Pull out every row below that contains the string "teikei", treating uppercase and lowercase letters as distinct.
=== Provided entries ===
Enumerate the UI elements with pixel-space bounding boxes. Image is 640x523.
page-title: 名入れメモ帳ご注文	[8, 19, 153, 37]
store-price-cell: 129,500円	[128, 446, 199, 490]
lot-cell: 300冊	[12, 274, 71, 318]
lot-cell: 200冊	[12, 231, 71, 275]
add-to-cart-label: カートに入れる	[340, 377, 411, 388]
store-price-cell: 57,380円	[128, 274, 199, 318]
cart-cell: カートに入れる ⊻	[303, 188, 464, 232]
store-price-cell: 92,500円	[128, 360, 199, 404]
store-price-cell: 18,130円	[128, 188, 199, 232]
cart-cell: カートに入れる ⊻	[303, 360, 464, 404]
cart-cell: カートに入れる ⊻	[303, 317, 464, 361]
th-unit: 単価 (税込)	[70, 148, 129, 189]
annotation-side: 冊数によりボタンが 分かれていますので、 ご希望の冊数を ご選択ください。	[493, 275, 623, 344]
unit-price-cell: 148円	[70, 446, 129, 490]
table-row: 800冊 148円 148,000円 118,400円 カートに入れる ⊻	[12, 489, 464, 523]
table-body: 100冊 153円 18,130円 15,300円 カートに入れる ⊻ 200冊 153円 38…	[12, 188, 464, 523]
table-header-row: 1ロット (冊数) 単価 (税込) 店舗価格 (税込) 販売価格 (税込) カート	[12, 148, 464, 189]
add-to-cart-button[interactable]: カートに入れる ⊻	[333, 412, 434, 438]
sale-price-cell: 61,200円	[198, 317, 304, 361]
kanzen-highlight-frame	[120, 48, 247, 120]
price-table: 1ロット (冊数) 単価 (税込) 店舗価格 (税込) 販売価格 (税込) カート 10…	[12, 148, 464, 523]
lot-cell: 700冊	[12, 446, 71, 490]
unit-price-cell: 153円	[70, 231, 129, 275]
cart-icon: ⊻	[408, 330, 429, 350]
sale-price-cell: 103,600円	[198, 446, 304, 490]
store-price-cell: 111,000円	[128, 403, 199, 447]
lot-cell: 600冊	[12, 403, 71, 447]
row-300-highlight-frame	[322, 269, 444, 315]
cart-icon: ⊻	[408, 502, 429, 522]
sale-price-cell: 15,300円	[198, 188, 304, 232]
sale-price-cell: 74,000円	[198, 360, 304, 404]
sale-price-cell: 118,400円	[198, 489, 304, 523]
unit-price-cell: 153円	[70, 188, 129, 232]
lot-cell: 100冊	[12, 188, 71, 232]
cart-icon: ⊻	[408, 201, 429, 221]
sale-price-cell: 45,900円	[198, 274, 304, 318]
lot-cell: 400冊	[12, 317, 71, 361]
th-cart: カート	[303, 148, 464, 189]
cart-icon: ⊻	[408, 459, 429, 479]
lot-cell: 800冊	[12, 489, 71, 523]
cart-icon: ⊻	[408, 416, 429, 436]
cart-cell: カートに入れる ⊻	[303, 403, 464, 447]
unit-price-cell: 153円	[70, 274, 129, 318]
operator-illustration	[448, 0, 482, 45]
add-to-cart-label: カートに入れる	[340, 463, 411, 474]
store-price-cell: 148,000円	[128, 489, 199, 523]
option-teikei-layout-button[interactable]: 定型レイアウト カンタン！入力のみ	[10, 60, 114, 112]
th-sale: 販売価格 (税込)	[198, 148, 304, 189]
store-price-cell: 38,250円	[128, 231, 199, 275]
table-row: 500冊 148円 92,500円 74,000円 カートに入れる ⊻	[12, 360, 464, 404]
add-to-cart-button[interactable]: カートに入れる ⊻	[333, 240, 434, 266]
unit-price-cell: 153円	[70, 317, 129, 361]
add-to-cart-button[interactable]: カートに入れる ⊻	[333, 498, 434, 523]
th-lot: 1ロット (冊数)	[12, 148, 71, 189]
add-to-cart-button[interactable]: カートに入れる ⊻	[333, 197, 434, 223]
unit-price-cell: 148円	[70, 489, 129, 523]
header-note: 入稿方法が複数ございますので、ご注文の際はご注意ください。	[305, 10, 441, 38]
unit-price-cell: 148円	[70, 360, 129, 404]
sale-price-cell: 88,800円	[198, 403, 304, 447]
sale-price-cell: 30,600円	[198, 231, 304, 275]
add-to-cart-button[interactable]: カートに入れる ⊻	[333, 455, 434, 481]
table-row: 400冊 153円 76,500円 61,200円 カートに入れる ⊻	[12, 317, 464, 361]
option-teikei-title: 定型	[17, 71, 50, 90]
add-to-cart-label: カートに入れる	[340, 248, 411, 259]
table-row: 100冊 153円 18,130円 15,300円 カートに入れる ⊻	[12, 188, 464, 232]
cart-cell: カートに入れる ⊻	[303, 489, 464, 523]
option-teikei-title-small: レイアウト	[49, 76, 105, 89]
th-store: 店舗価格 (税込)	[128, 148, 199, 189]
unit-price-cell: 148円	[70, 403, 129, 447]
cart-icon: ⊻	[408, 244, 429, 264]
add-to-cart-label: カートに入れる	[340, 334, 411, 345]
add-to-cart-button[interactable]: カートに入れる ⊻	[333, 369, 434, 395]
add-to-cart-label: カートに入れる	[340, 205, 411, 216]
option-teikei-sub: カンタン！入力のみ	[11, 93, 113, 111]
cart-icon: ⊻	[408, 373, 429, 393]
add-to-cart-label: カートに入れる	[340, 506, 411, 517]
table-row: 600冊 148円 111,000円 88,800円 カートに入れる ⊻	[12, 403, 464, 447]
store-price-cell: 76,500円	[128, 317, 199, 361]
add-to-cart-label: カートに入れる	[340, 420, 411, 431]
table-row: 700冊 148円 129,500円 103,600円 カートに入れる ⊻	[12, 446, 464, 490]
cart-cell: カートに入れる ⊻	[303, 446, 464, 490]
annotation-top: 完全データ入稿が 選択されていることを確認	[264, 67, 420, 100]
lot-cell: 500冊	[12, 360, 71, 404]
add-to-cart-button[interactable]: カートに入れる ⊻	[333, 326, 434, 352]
===
Response to the exercise:
option-teikei-layout-button[interactable]: 定型レイアウト カンタン！入力のみ	[10, 60, 114, 112]
option-teikei-title: 定型	[17, 71, 50, 90]
option-teikei-title-small: レイアウト	[49, 76, 105, 89]
option-teikei-sub: カンタン！入力のみ	[11, 93, 113, 111]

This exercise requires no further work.